— BEGIN Material for this task —

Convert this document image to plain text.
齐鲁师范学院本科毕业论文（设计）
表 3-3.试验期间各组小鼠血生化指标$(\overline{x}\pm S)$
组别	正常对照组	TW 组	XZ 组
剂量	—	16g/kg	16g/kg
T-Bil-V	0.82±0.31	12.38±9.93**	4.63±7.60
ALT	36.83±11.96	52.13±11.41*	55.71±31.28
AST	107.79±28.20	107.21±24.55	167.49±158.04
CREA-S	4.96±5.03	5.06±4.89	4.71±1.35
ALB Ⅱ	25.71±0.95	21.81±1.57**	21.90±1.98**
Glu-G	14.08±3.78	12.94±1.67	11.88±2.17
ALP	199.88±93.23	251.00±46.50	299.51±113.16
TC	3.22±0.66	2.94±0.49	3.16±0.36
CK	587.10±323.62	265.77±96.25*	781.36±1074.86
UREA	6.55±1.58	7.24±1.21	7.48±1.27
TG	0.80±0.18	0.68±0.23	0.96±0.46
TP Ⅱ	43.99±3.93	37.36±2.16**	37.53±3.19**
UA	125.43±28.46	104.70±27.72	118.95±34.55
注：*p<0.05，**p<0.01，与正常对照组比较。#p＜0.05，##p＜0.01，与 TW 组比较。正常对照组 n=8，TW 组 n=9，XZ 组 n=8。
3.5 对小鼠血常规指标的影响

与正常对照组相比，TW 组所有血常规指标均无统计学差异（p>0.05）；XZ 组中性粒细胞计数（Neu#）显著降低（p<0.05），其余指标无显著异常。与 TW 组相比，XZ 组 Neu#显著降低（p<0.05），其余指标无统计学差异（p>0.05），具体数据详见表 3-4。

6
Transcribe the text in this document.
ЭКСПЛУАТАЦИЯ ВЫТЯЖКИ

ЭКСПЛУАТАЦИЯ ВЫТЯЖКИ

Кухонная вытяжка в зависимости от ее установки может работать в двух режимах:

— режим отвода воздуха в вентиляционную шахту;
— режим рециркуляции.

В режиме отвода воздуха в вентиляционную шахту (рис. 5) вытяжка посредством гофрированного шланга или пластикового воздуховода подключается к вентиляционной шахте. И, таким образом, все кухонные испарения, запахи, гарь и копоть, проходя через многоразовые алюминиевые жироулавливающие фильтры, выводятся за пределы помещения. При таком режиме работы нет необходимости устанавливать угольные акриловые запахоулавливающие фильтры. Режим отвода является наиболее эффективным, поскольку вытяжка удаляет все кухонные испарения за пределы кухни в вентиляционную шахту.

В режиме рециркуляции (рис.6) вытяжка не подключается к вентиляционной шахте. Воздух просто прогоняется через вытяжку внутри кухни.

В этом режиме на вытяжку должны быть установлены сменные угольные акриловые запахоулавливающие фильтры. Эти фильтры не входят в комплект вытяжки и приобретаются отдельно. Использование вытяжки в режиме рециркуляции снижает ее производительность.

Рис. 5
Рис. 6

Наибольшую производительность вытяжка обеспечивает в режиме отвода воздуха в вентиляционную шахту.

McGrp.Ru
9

— END Material for this task —

*Aim:* Copy every line of the listing containing the string "вытяжку".

*Answer for the task:*
В режиме рециркуляции (рис.6) вытяжка не подключается к вентиляционной шахте. Воздух просто прогоняется через вытяжку внутри кухни.
В этом режиме на вытяжку должны быть установлены сменные угольные акриловые запахоулавливающие фильтры. Эти фильтры не входят в комплект вытяжки и приобретаются отдельно. Использование вытяжки в режиме рециркуляции снижает ее производительность.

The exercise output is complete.